» EXERCISE DIRECTIONS: Take the records underneath and set them down exactly.

[Extracted records]

◆ ◆ ◆

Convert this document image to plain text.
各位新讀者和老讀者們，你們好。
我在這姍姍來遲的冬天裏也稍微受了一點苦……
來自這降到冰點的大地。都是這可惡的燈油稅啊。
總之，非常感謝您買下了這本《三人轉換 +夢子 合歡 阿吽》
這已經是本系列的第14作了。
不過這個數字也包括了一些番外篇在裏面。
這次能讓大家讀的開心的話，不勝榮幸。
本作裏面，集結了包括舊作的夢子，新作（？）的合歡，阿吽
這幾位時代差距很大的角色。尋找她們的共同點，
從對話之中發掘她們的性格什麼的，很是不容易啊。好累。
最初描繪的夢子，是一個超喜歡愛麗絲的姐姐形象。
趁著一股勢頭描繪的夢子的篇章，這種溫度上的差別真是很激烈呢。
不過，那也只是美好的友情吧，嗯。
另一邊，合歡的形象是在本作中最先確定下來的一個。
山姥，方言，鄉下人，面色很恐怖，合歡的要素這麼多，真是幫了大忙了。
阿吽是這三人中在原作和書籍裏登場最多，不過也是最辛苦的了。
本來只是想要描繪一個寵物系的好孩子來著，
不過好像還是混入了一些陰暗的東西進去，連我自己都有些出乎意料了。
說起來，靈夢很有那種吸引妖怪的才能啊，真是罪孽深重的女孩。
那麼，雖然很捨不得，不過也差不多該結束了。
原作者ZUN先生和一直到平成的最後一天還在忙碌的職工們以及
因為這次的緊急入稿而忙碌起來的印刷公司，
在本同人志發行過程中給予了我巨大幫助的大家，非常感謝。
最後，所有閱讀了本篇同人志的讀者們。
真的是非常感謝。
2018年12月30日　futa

◆ ◆ ◆

» RESPONSE TO THE TASK:
Convert this document image to plain text.
各位新讀者和老讀者們，你們好。
我在這姍姍來遲的冬天裏也稍微受了一點苦……
來自這降到冰點的大地。都是這可惡的燈油稅啊。
總之，非常感謝您買下了這本《三人轉換 +夢子 合歡 阿吽》
這已經是本系列的第14作了。
不過這個數字也包括了一些番外篇在裏面。
這次能讓大家讀的開心的話，不勝榮幸。
本作裏面，集結了包括舊作的夢子，新作（？）的合歡，阿吽
這幾位時代差距很大的角色。尋找她們的共同點，
從對話之中發掘她們的性格什麼的，很是不容易啊。好累。
最初描繪的夢子，是一個超喜歡愛麗絲的姐姐形象。
趁著一股勢頭描繪的夢子的篇章，這種溫度上的差別真是很激烈呢。
不過，那也只是美好的友情吧，嗯。
另一邊，合歡的形象是在本作中最先確定下來的一個。
山姥，方言，鄉下人，面色很恐怖，合歡的要素這麼多，真是幫了大忙了。
阿吽是這三人中在原作和書籍裏登場最多，不過也是最辛苦的了。
本來只是想要描繪一個寵物系的好孩子來著，
不過好像還是混入了一些陰暗的東西進去，連我自己都有些出乎意料了。
說起來，靈夢很有那種吸引妖怪的才能啊，真是罪孽深重的女孩。
那麼，雖然很捨不得，不過也差不多該結束了。
原作者ZUN先生和一直到平成的最後一天還在忙碌的職工們以及
因為這次的緊急入稿而忙碌起來的印刷公司，
在本同人志發行過程中給予了我巨大幫助的大家，非常感謝。
最後，所有閱讀了本篇同人志的讀者們。
真的是非常感謝。
2018年12月30日　futa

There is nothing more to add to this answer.